** Begin Provided material **
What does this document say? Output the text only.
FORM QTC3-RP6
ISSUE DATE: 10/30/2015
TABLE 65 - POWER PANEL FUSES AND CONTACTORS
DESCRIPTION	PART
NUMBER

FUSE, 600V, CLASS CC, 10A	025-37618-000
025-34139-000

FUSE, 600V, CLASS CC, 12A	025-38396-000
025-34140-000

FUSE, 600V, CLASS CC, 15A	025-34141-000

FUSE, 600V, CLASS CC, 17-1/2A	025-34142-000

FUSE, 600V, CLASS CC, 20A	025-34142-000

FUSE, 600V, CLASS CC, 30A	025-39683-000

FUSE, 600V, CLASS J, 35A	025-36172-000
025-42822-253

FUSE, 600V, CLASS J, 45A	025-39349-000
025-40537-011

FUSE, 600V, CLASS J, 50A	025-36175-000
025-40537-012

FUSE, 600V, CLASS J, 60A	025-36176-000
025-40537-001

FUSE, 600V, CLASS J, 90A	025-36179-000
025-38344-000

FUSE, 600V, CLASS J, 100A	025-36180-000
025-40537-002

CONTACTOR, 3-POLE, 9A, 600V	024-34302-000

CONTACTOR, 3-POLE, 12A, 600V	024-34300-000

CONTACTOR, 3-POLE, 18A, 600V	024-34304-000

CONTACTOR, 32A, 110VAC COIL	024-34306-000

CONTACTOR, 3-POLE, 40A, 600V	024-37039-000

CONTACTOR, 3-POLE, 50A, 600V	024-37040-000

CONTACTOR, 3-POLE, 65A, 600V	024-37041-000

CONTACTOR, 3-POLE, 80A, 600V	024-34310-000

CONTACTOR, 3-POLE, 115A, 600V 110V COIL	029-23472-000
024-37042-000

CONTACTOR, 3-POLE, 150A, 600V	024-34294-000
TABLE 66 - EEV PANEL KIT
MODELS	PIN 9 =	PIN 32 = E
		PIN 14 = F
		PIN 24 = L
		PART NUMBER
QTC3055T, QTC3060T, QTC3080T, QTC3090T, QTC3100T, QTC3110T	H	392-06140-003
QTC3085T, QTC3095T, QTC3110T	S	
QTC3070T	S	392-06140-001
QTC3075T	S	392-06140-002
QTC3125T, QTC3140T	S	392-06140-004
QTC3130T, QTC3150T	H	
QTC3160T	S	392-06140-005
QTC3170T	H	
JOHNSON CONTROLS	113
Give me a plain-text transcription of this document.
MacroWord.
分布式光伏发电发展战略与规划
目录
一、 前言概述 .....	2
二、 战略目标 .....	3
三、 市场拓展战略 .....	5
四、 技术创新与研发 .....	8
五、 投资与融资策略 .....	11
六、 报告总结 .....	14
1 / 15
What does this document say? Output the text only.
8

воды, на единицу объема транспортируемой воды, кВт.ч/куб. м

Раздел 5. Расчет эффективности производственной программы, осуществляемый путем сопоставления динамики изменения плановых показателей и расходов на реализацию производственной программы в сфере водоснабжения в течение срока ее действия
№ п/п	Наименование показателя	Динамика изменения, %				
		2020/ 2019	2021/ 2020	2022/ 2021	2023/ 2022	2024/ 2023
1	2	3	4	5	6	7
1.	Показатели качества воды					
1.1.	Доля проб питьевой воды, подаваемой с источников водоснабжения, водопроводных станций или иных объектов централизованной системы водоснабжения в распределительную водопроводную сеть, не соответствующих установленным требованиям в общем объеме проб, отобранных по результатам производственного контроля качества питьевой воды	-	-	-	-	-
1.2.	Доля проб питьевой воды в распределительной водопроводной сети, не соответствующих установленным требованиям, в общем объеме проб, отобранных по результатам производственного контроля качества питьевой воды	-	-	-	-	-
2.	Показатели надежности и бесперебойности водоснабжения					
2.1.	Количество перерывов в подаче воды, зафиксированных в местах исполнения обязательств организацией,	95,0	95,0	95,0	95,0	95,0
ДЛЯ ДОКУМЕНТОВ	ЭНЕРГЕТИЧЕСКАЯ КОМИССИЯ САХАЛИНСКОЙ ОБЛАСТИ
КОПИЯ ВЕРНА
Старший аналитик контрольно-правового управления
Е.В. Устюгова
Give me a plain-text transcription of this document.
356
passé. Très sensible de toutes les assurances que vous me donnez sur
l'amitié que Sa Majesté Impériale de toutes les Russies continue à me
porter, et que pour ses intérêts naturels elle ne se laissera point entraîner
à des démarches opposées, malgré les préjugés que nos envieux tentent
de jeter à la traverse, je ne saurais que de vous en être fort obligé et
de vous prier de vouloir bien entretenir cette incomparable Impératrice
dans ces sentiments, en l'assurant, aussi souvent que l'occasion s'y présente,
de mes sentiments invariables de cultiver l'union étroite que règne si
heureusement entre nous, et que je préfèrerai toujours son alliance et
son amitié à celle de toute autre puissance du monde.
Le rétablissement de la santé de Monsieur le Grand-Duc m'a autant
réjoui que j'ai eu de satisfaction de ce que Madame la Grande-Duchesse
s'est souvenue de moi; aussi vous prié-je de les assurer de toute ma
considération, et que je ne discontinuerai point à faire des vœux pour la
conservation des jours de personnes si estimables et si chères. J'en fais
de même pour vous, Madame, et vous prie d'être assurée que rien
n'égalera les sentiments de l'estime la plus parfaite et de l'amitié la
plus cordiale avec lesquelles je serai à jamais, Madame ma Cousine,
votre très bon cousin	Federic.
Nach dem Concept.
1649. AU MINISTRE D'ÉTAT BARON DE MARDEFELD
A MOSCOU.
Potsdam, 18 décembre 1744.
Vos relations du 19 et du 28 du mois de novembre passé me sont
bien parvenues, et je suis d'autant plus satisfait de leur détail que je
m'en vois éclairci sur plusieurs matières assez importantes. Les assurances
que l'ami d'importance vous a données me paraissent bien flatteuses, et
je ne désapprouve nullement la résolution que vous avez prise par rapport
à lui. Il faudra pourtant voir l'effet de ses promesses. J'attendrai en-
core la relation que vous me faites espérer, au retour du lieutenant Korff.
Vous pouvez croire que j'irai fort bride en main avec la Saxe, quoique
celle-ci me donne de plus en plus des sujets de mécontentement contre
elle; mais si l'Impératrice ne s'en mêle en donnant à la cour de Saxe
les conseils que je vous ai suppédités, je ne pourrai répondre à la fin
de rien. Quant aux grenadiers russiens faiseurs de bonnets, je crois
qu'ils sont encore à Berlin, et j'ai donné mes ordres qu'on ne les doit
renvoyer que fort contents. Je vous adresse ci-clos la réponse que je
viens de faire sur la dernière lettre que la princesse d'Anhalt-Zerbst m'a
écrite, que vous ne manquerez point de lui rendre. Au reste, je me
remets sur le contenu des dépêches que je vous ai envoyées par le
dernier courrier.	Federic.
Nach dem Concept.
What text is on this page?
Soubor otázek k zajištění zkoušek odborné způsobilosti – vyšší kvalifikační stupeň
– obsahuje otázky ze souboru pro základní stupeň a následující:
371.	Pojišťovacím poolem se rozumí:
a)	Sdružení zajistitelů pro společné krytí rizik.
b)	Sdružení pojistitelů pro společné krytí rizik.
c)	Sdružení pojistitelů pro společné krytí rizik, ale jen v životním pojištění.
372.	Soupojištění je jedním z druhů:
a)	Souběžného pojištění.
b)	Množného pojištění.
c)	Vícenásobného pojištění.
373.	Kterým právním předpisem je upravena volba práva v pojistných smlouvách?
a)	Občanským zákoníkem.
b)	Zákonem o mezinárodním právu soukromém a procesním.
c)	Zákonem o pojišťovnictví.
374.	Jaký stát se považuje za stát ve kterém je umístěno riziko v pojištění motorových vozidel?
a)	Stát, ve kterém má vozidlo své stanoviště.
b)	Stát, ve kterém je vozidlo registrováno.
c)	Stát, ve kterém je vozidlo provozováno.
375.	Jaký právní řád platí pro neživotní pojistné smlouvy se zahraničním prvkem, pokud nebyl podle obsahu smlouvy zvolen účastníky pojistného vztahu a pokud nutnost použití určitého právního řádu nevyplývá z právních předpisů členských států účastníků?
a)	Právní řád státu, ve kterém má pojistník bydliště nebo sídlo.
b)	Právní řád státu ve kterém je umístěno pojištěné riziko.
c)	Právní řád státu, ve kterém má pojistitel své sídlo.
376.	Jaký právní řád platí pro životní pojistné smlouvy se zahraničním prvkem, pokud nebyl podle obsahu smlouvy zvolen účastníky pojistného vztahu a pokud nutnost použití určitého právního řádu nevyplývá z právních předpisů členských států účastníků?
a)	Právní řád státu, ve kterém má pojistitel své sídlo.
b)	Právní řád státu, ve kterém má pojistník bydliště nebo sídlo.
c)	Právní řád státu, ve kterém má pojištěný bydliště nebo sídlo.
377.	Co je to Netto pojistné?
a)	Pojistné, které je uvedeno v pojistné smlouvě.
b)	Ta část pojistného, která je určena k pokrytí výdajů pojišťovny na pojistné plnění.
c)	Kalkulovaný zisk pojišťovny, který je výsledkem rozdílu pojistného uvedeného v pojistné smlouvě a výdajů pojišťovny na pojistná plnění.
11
** End Provided material **
Show all lines from the data above in which the word "объеме" appears.

1.1.	Доля проб питьевой воды, подаваемой с источников водоснабжения, водопроводных станций или иных объектов централизованной системы водоснабжения в распределительную водопроводную сеть, не соответствующих установленным требованиям в общем объеме проб, отобранных по результатам производственного контроля качества питьевой воды	-	-	-	-	-
1.2.	Доля проб питьевой воды в распределительной водопроводной сети, не соответствующих установленным требованиям, в общем объеме проб, отобранных по результатам производственного контроля качества питьевой воды	-	-	-	-	-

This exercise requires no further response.